- [AIM]
Write out the entire listing below exactly as it appears, minus any pictures.
───── GIVEN RECORDS ─────
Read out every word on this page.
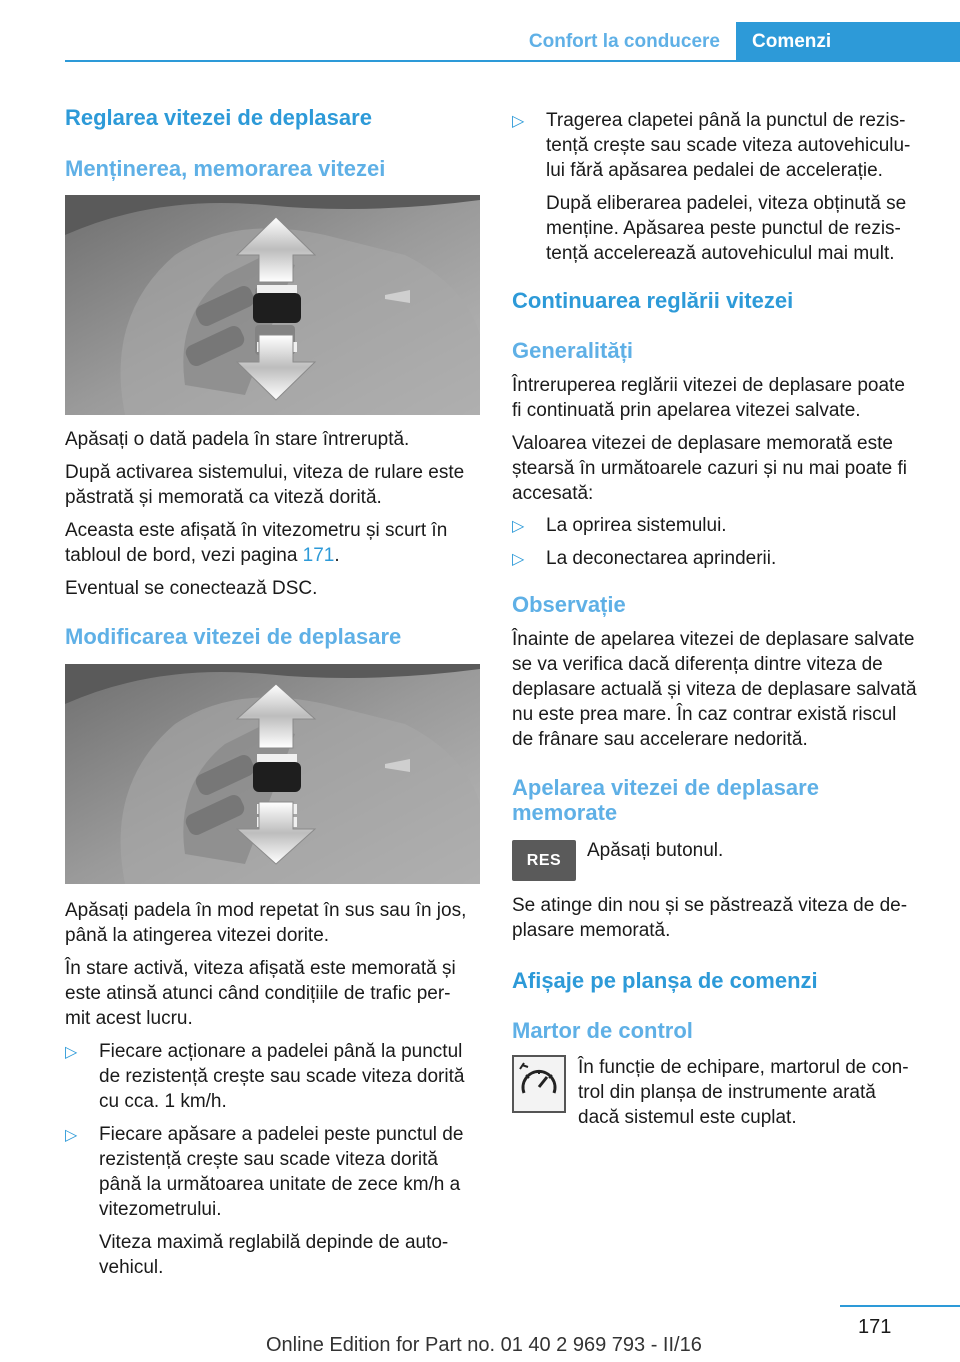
Confort la conducere	Comenzi
Reglarea vitezei de deplasare
Menținerea, memorarea vitezei
Apăsați o dată padela în stare întreruptă.
După activarea sistemului, viteza de rulare este
păstrată și memorată ca viteză dorită.
Aceasta este afișată în vitezometru și scurt în
tabloul de bord, vezi pagina 171.
Eventual se conectează DSC.
Modificarea vitezei de deplasare
Apăsați padela în mod repetat în sus sau în jos,
până la atingerea vitezei dorite.
În stare activă, viteza afișată este memorată și
este atinsă atunci când condițiile de trafic per-
mit acest lucru.
▷ Fiecare acționare a padelei până la punctul
de rezistență crește sau scade viteza dorită
cu cca. 1 km/h.
▷ Fiecare apăsare a padelei peste punctul de
rezistență crește sau scade viteza dorită
până la următoarea unitate de zece km/h a
vitezometrului.
Viteza maximă reglabilă depinde de auto-
vehicul.
▷ Tragerea clapetei până la punctul de rezis-
tență crește sau scade viteza autovehiculu-
lui fără apăsarea pedalei de accelerație.
După eliberarea padelei, viteza obținută se
menține. Apăsarea peste punctul de rezis-
tență accelerează autovehiculul mai mult.
Continuarea reglării vitezei
Generalități
Întreruperea reglării vitezei de deplasare poate
fi continuată prin apelarea vitezei salvate.
Valoarea vitezei de deplasare memorată este
ștearsă în următoarele cazuri și nu mai poate fi
accesată:
▷ La oprirea sistemului.
▷ La deconectarea aprinderii.
Observație
Înainte de apelarea vitezei de deplasare salvate
se va verifica dacă diferența dintre viteza de
deplasare actuală și viteza de deplasare salvată
nu este prea mare. În caz contrar există riscul
de frânare sau accelerare nedorită.
Apelarea vitezei de deplasare
memorate
RES	Apăsați butonul.
Se atinge din nou și se păstrează viteza de de-
plasare memorată.
Afișaje pe planșa de comenzi
Martor de control
În funcție de echipare, martorul de con-
trol din planșa de instrumente arată
dacă sistemul este cuplat.
171
Online Edition for Part no. 01 40 2 969 793 - II/16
─────
- [SOLUTION FOR THIS EXERCISE]
Read out every word on this page.
Confort la conducere	Comenzi
Reglarea vitezei de deplasare
Menținerea, memorarea vitezei
Apăsați o dată padela în stare întreruptă.
După activarea sistemului, viteza de rulare este
păstrată și memorată ca viteză dorită.
Aceasta este afișată în vitezometru și scurt în
tabloul de bord, vezi pagina 171.
Eventual se conectează DSC.
Modificarea vitezei de deplasare
Apăsați padela în mod repetat în sus sau în jos,
până la atingerea vitezei dorite.
În stare activă, viteza afișată este memorată și
este atinsă atunci când condițiile de trafic per-
mit acest lucru.
▷ Fiecare acționare a padelei până la punctul
de rezistență crește sau scade viteza dorită
cu cca. 1 km/h.
▷ Fiecare apăsare a padelei peste punctul de
rezistență crește sau scade viteza dorită
până la următoarea unitate de zece km/h a
vitezometrului.
Viteza maximă reglabilă depinde de auto-
vehicul.
▷ Tragerea clapetei până la punctul de rezis-
tență crește sau scade viteza autovehiculu-
lui fără apăsarea pedalei de accelerație.
După eliberarea padelei, viteza obținută se
menține. Apăsarea peste punctul de rezis-
tență accelerează autovehiculul mai mult.
Continuarea reglării vitezei
Generalități
Întreruperea reglării vitezei de deplasare poate
fi continuată prin apelarea vitezei salvate.
Valoarea vitezei de deplasare memorată este
ștearsă în următoarele cazuri și nu mai poate fi
accesată:
▷ La oprirea sistemului.
▷ La deconectarea aprinderii.
Observație
Înainte de apelarea vitezei de deplasare salvate
se va verifica dacă diferența dintre viteza de
deplasare actuală și viteza de deplasare salvată
nu este prea mare. În caz contrar există riscul
de frânare sau accelerare nedorită.
Apelarea vitezei de deplasare
memorate
RES	Apăsați butonul.
Se atinge din nou și se păstrează viteza de de-
plasare memorată.
Afișaje pe planșa de comenzi
Martor de control
În funcție de echipare, martorul de con-
trol din planșa de instrumente arată
dacă sistemul este cuplat.
171
Online Edition for Part no. 01 40 2 969 793 - II/16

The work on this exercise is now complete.